Write out every line of the material as it stands, apart from the pictures.

__Extracted data entries__.
----------

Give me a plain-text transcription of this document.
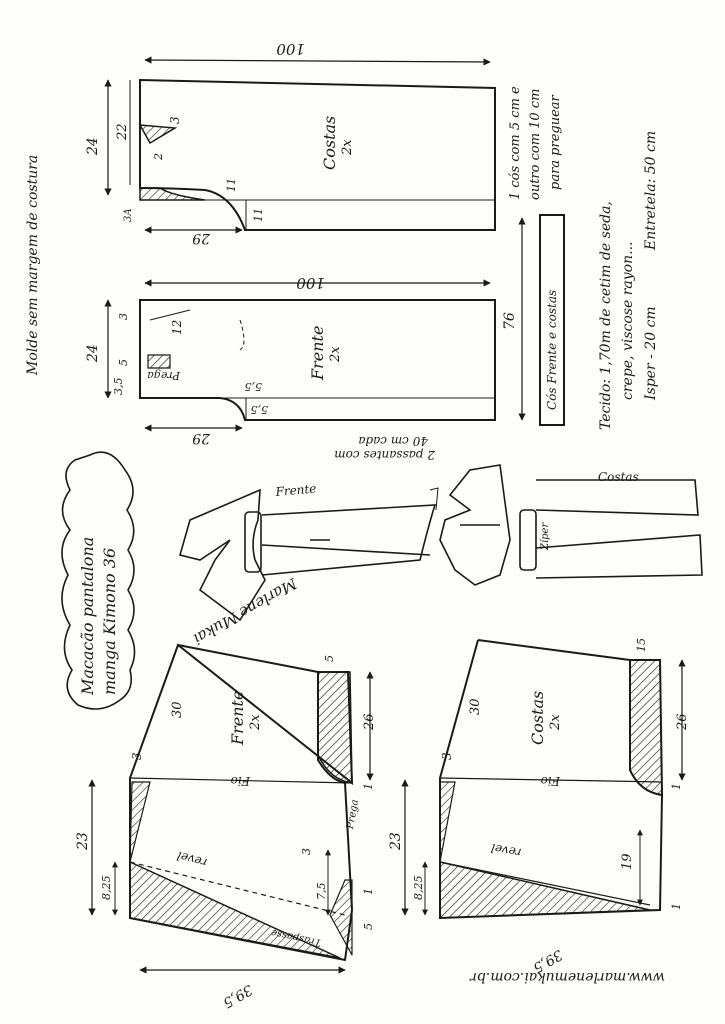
100
Costas 2x
24
22
3
2
11
11
3A
29
100
Frente 2x
24
3
12
5
3,5
Prega
5,5
5,5
29
Cós Frente e costas
76
Molde sem margem de costura
1 cós com 5 cm e outro com 10 cm para preguear
Tecido: 1,70m de cetim de seda, crepe, viscose rayon... Isper - 20 cm
Entretela: 50 cm
2 passantes com
40 cm cada
www.marlenemukai.com.br
Marlene Mukai
Macacão pantalona manga Kimono 36
Frente
Costas
Zíper
Frente 2x
30
3
5
26
Fio
23
8,25
revel
Prega
3
7,5
Traspasse
1
1
5
39,5
Costas 2x
30
3
15
26
Fio
23
8,25
revel
19
1
1
39,5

----------

__Exercise result__.
Give me a plain-text transcription of this document.
100
Costas 2x
24
22
3
2
11
11
3A
29
100
Frente 2x
24
3
12
5
3,5
Prega
5,5
5,5
29
Cós Frente e costas
76
Molde sem margem de costura
1 cós com 5 cm e outro com 10 cm para preguear
Tecido: 1,70m de cetim de seda, crepe, viscose rayon... Isper - 20 cm
Entretela: 50 cm
2 passantes com
40 cm cada
www.marlenemukai.com.br
Marlene Mukai
Macacão pantalona manga Kimono 36
Frente
Costas
Zíper
Frente 2x
30
3
5
26
Fio
23
8,25
revel
Prega
3
7,5
Traspasse
1
1
5
39,5
Costas 2x
30
3
15
26
Fio
23
8,25
revel
19
1
1
39,5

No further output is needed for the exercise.